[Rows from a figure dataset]
========================================================================
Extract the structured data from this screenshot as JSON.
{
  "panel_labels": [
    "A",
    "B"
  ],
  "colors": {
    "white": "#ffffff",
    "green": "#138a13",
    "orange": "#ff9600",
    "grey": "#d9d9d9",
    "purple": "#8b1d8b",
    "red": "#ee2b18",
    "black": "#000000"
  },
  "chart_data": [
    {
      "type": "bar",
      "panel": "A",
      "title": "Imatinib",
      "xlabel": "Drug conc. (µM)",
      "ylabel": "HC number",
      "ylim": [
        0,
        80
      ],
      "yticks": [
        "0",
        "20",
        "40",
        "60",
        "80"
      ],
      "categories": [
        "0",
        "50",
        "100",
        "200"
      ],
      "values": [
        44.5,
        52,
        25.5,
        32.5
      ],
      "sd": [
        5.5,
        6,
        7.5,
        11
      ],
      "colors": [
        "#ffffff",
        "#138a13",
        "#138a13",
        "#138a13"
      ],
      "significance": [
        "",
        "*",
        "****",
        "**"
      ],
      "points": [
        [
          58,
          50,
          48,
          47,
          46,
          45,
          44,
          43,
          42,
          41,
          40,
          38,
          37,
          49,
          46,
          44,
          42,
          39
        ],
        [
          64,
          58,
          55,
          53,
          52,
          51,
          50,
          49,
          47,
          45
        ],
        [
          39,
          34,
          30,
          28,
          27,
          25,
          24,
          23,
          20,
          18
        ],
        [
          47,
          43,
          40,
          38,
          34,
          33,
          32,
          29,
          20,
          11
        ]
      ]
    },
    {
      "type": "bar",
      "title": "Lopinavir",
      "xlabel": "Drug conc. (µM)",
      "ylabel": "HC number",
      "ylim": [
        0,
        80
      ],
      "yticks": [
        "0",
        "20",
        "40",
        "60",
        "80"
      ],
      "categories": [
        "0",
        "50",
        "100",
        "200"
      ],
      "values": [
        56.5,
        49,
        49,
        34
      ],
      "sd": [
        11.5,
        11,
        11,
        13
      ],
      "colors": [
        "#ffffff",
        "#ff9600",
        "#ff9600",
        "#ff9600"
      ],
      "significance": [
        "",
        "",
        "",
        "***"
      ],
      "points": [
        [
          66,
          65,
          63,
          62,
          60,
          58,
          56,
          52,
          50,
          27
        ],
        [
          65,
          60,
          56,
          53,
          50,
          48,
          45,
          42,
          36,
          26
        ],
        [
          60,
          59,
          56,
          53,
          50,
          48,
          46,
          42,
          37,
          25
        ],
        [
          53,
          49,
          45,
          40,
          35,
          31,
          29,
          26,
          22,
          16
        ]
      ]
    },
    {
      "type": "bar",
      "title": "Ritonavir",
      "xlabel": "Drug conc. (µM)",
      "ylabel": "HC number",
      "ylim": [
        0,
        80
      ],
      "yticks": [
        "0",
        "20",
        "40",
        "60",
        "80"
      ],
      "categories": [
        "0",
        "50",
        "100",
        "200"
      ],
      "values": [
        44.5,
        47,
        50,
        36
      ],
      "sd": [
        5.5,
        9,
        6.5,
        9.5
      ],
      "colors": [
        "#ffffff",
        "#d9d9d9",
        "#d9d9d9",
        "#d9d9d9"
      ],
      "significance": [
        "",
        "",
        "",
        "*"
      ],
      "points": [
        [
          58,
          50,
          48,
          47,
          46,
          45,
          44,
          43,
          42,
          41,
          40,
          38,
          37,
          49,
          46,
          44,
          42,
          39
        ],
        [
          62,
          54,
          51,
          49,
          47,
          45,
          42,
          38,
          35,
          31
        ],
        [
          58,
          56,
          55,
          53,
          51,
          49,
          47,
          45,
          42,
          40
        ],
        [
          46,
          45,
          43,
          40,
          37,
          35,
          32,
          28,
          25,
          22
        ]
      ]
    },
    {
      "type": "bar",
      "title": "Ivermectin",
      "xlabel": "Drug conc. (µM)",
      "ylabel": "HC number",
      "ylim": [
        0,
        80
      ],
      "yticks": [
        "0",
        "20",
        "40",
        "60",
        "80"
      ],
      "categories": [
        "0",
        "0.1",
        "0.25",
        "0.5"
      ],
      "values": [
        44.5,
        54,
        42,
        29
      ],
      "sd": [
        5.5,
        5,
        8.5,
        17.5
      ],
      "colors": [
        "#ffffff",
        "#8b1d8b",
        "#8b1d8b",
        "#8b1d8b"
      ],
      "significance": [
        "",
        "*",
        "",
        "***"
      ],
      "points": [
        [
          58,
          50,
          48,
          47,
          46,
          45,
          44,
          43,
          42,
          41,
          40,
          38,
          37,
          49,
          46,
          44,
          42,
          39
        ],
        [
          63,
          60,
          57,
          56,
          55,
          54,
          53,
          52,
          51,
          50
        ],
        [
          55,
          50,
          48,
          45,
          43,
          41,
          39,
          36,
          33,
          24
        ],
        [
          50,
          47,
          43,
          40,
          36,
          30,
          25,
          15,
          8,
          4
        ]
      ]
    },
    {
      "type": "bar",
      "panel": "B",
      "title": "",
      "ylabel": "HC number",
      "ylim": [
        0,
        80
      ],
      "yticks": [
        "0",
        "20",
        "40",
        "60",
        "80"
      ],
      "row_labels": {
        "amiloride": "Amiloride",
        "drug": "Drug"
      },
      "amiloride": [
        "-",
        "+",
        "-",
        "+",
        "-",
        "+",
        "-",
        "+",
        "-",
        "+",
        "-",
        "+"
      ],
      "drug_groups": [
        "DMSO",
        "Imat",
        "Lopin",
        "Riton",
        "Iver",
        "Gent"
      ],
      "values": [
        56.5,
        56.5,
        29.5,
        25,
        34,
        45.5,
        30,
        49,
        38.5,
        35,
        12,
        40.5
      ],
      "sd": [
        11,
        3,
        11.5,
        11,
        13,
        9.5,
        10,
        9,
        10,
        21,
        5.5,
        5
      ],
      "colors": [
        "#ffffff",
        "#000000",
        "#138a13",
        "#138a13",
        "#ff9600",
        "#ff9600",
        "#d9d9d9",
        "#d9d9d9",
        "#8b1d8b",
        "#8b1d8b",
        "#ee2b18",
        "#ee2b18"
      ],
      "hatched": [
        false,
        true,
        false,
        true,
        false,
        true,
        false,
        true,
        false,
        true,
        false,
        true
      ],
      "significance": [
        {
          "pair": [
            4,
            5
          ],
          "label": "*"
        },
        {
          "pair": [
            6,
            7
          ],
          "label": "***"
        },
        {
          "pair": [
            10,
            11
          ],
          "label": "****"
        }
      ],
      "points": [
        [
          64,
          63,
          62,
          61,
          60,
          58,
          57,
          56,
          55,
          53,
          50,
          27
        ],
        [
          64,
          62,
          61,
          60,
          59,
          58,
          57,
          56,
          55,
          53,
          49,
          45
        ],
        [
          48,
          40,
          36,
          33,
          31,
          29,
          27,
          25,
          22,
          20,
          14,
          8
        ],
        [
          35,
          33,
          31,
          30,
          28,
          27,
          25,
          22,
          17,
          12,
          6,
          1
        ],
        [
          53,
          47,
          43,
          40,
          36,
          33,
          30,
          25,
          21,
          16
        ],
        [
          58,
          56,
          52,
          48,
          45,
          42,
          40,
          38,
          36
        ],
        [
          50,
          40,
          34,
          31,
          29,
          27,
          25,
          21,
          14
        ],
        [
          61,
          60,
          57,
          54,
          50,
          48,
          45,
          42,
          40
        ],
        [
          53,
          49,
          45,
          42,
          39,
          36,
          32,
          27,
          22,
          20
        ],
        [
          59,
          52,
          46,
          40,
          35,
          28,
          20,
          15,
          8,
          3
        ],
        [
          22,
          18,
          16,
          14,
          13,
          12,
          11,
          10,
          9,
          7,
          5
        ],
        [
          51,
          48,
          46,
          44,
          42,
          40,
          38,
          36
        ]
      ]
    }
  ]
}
========================================================================
- [Stated exercise] Print every record above exactly as written.

- [Reply]
Extract the structured data from this screenshot as JSON.
{
  "panel_labels": [
    "A",
    "B"
  ],
  "colors": {
    "white": "#ffffff",
    "green": "#138a13",
    "orange": "#ff9600",
    "grey": "#d9d9d9",
    "purple": "#8b1d8b",
    "red": "#ee2b18",
    "black": "#000000"
  },
  "chart_data": [
    {
      "type": "bar",
      "panel": "A",
      "title": "Imatinib",
      "xlabel": "Drug conc. (µM)",
      "ylabel": "HC number",
      "ylim": [
        0,
        80
      ],
      "yticks": [
        "0",
        "20",
        "40",
        "60",
        "80"
      ],
      "categories": [
        "0",
        "50",
        "100",
        "200"
      ],
      "values": [
        44.5,
        52,
        25.5,
        32.5
      ],
      "sd": [
        5.5,
        6,
        7.5,
        11
      ],
      "colors": [
        "#ffffff",
        "#138a13",
        "#138a13",
        "#138a13"
      ],
      "significance": [
        "",
        "*",
        "****",
        "**"
      ],
      "points": [
        [
          58,
          50,
          48,
          47,
          46,
          45,
          44,
          43,
          42,
          41,
          40,
          38,
          37,
          49,
          46,
          44,
          42,
          39
        ],
        [
          64,
          58,
          55,
          53,
          52,
          51,
          50,
          49,
          47,
          45
        ],
        [
          39,
          34,
          30,
          28,
          27,
          25,
          24,
          23,
          20,
          18
        ],
        [
          47,
          43,
          40,
          38,
          34,
          33,
          32,
          29,
          20,
          11
        ]
      ]
    },
    {
      "type": "bar",
      "title": "Lopinavir",
      "xlabel": "Drug conc. (µM)",
      "ylabel": "HC number",
      "ylim": [
        0,
        80
      ],
      "yticks": [
        "0",
        "20",
        "40",
        "60",
        "80"
      ],
      "categories": [
        "0",
        "50",
        "100",
        "200"
      ],
      "values": [
        56.5,
        49,
        49,
        34
      ],
      "sd": [
        11.5,
        11,
        11,
        13
      ],
      "colors": [
        "#ffffff",
        "#ff9600",
        "#ff9600",
        "#ff9600"
      ],
      "significance": [
        "",
        "",
        "",
        "***"
      ],
      "points": [
        [
          66,
          65,
          63,
          62,
          60,
          58,
          56,
          52,
          50,
          27
        ],
        [
          65,
          60,
          56,
          53,
          50,
          48,
          45,
          42,
          36,
          26
        ],
        [
          60,
          59,
          56,
          53,
          50,
          48,
          46,
          42,
          37,
          25
        ],
        [
          53,
          49,
          45,
          40,
          35,
          31,
          29,
          26,
          22,
          16
        ]
      ]
    },
    {
      "type": "bar",
      "title": "Ritonavir",
      "xlabel": "Drug conc. (µM)",
      "ylabel": "HC number",
      "ylim": [
        0,
        80
      ],
      "yticks": [
        "0",
        "20",
        "40",
        "60",
        "80"
      ],
      "categories": [
        "0",
        "50",
        "100",
        "200"
      ],
      "values": [
        44.5,
        47,
        50,
        36
      ],
      "sd": [
        5.5,
        9,
        6.5,
        9.5
      ],
      "colors": [
        "#ffffff",
        "#d9d9d9",
        "#d9d9d9",
        "#d9d9d9"
      ],
      "significance": [
        "",
        "",
        "",
        "*"
      ],
      "points": [
        [
          58,
          50,
          48,
          47,
          46,
          45,
          44,
          43,
          42,
          41,
          40,
          38,
          37,
          49,
          46,
          44,
          42,
          39
        ],
        [
          62,
          54,
          51,
          49,
          47,
          45,
          42,
          38,
          35,
          31
        ],
        [
          58,
          56,
          55,
          53,
          51,
          49,
          47,
          45,
          42,
          40
        ],
        [
          46,
          45,
          43,
          40,
          37,
          35,
          32,
          28,
          25,
          22
        ]
      ]
    },
    {
      "type": "bar",
      "title": "Ivermectin",
      "xlabel": "Drug conc. (µM)",
      "ylabel": "HC number",
      "ylim": [
        0,
        80
      ],
      "yticks": [
        "0",
        "20",
        "40",
        "60",
        "80"
      ],
      "categories": [
        "0",
        "0.1",
        "0.25",
        "0.5"
      ],
      "values": [
        44.5,
        54,
        42,
        29
      ],
      "sd": [
        5.5,
        5,
        8.5,
        17.5
      ],
      "colors": [
        "#ffffff",
        "#8b1d8b",
        "#8b1d8b",
        "#8b1d8b"
      ],
      "significance": [
        "",
        "*",
        "",
        "***"
      ],
      "points": [
        [
          58,
          50,
          48,
          47,
          46,
          45,
          44,
          43,
          42,
          41,
          40,
          38,
          37,
          49,
          46,
          44,
          42,
          39
        ],
        [
          63,
          60,
          57,
          56,
          55,
          54,
          53,
          52,
          51,
          50
        ],
        [
          55,
          50,
          48,
          45,
          43,
          41,
          39,
          36,
          33,
          24
        ],
        [
          50,
          47,
          43,
          40,
          36,
          30,
          25,
          15,
          8,
          4
        ]
      ]
    },
    {
      "type": "bar",
      "panel": "B",
      "title": "",
      "ylabel": "HC number",
      "ylim": [
        0,
        80
      ],
      "yticks": [
        "0",
        "20",
        "40",
        "60",
        "80"
      ],
      "row_labels": {
        "amiloride": "Amiloride",
        "drug": "Drug"
      },
      "amiloride": [
        "-",
        "+",
        "-",
        "+",
        "-",
        "+",
        "-",
        "+",
        "-",
        "+",
        "-",
        "+"
      ],
      "drug_groups": [
        "DMSO",
        "Imat",
        "Lopin",
        "Riton",
        "Iver",
        "Gent"
      ],
      "values": [
        56.5,
        56.5,
        29.5,
        25,
        34,
        45.5,
        30,
        49,
        38.5,
        35,
        12,
        40.5
      ],
      "sd": [
        11,
        3,
        11.5,
        11,
        13,
        9.5,
        10,
        9,
        10,
        21,
        5.5,
        5
      ],
      "colors": [
        "#ffffff",
        "#000000",
        "#138a13",
        "#138a13",
        "#ff9600",
        "#ff9600",
        "#d9d9d9",
        "#d9d9d9",
        "#8b1d8b",
        "#8b1d8b",
        "#ee2b18",
        "#ee2b18"
      ],
      "hatched": [
        false,
        true,
        false,
        true,
        false,
        true,
        false,
        true,
        false,
        true,
        false,
        true
      ],
      "significance": [
        {
          "pair": [
            4,
            5
          ],
          "label": "*"
        },
        {
          "pair": [
            6,
            7
          ],
          "label": "***"
        },
        {
          "pair": [
            10,
            11
          ],
          "label": "****"
        }
      ],
      "points": [
        [
          64,
          63,
          62,
          61,
          60,
          58,
          57,
          56,
          55,
          53,
          50,
          27
        ],
        [
          64,
          62,
          61,
          60,
          59,
          58,
          57,
          56,
          55,
          53,
          49,
          45
        ],
        [
          48,
          40,
          36,
          33,
          31,
          29,
          27,
          25,
          22,
          20,
          14,
          8
        ],
        [
          35,
          33,
          31,
          30,
          28,
          27,
          25,
          22,
          17,
          12,
          6,
          1
        ],
        [
          53,
          47,
          43,
          40,
          36,
          33,
          30,
          25,
          21,
          16
        ],
        [
          58,
          56,
          52,
          48,
          45,
          42,
          40,
          38,
          36
        ],
        [
          50,
          40,
          34,
          31,
          29,
          27,
          25,
          21,
          14
        ],
        [
          61,
          60,
          57,
          54,
          50,
          48,
          45,
          42,
          40
        ],
        [
          53,
          49,
          45,
          42,
          39,
          36,
          32,
          27,
          22,
          20
        ],
        [
          59,
          52,
          46,
          40,
          35,
          28,
          20,
          15,
          8,
          3
        ],
        [
          22,
          18,
          16,
          14,
          13,
          12,
          11,
          10,
          9,
          7,
          5
        ],
        [
          51,
          48,
          46,
          44,
          42,
          40,
          38,
          36
        ]
      ]
    }
  ]
}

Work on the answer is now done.